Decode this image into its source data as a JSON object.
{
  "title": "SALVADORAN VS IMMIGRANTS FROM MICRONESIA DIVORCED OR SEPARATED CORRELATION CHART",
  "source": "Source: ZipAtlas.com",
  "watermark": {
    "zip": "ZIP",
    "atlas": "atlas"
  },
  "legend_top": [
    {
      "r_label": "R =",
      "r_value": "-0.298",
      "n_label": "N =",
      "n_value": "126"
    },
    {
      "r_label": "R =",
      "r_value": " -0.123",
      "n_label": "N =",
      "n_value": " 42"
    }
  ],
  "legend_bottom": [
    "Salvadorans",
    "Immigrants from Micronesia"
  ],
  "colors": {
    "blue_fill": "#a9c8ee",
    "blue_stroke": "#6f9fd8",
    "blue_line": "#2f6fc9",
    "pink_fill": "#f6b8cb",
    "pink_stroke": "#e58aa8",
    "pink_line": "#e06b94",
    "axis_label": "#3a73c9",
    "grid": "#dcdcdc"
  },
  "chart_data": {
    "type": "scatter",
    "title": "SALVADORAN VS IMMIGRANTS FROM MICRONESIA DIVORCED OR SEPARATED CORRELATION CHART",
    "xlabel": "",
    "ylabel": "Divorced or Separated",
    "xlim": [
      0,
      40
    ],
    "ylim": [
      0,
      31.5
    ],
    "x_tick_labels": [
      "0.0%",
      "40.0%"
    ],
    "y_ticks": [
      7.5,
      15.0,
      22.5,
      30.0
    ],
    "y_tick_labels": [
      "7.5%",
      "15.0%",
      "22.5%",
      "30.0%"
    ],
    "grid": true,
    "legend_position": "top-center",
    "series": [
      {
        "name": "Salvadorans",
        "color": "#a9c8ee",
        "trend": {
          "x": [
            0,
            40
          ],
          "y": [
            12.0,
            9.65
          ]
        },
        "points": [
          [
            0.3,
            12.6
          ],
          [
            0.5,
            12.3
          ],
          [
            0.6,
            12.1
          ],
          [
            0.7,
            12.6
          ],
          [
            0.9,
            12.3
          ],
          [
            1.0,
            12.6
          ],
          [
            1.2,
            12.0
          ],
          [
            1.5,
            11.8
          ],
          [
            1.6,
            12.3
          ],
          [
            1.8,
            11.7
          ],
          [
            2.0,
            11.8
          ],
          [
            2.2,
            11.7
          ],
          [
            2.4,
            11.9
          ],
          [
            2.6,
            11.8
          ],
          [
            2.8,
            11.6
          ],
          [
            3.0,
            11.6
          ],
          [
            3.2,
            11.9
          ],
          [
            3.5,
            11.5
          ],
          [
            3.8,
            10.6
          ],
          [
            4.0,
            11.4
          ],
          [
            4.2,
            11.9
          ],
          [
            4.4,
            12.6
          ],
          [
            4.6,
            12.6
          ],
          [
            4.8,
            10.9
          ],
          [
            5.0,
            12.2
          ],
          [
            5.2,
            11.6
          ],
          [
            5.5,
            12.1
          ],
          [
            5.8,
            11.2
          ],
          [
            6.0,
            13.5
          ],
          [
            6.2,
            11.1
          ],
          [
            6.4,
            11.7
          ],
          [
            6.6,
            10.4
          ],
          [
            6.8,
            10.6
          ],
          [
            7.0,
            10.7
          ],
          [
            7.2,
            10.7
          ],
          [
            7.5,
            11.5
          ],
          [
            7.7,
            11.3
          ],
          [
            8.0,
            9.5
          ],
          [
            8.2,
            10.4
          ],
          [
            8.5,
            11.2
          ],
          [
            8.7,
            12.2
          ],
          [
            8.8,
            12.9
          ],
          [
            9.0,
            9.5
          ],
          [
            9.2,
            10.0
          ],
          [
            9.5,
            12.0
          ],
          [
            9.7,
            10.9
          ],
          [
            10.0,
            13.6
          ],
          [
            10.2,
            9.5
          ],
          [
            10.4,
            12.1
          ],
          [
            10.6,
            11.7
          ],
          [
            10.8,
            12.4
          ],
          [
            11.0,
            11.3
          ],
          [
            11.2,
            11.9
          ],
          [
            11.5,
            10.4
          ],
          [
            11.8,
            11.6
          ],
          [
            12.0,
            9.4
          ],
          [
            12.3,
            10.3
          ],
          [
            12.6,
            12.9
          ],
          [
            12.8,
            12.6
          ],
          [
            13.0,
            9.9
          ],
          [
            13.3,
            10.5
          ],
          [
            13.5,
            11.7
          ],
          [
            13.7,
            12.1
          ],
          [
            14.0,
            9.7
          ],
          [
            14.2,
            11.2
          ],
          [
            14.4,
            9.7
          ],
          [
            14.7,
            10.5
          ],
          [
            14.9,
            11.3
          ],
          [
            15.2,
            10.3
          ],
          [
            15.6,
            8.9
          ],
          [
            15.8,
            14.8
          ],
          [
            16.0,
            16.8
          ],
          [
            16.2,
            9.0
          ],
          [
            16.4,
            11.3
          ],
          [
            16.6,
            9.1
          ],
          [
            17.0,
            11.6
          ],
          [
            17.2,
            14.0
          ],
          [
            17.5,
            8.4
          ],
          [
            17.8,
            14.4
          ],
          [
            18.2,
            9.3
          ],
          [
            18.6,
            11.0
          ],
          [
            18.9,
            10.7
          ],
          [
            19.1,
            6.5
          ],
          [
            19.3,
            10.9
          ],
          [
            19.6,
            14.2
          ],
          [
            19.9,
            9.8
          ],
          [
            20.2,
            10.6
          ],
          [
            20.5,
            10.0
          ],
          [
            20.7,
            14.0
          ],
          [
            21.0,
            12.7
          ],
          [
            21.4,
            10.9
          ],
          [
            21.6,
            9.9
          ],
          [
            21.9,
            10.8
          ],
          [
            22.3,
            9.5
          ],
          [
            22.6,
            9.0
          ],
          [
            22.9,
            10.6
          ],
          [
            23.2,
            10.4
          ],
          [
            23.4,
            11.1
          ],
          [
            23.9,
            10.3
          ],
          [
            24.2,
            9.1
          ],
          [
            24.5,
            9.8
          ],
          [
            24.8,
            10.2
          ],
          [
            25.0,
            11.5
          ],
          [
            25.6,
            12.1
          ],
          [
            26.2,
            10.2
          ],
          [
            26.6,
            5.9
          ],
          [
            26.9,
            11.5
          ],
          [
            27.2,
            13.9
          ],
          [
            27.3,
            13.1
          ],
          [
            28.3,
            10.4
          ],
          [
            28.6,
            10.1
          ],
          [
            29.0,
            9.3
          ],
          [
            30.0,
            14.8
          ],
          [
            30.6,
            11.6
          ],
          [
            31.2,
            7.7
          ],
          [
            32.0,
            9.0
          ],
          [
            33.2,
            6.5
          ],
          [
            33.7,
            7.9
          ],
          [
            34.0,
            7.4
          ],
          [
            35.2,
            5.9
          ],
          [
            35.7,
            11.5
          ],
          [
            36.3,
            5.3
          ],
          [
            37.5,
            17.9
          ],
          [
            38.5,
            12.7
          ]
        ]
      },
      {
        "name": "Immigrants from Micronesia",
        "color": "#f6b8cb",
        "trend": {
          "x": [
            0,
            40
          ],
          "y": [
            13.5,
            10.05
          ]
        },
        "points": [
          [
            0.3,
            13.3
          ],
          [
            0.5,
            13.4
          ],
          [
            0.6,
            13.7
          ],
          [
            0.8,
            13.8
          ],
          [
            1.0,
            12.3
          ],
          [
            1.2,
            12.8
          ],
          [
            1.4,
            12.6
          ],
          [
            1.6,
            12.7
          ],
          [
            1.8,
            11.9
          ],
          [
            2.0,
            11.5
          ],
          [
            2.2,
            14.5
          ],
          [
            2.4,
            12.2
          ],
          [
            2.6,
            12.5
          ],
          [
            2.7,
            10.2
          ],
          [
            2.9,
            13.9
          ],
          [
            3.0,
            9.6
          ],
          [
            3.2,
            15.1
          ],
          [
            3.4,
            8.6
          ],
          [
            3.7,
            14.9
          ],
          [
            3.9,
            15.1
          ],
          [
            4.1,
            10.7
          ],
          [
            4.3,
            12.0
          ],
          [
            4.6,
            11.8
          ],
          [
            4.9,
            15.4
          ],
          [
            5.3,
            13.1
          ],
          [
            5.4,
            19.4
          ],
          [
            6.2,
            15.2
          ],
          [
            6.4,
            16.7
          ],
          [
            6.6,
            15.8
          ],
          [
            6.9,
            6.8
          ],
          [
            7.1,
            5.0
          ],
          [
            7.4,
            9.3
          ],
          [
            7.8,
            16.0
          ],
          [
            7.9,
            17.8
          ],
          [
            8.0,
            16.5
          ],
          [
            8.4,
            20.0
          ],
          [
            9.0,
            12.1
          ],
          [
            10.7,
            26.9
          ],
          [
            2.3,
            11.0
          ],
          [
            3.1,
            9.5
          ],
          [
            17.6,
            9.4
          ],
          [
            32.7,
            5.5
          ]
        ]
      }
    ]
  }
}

**WHAT YOU HAVE TO DO:**
Show all lines in the entries above where the word "name" appears.

**SOLUTION FOR THIS TASK:**
        "name": "Salvadorans",
        "name": "Immigrants from Micronesia",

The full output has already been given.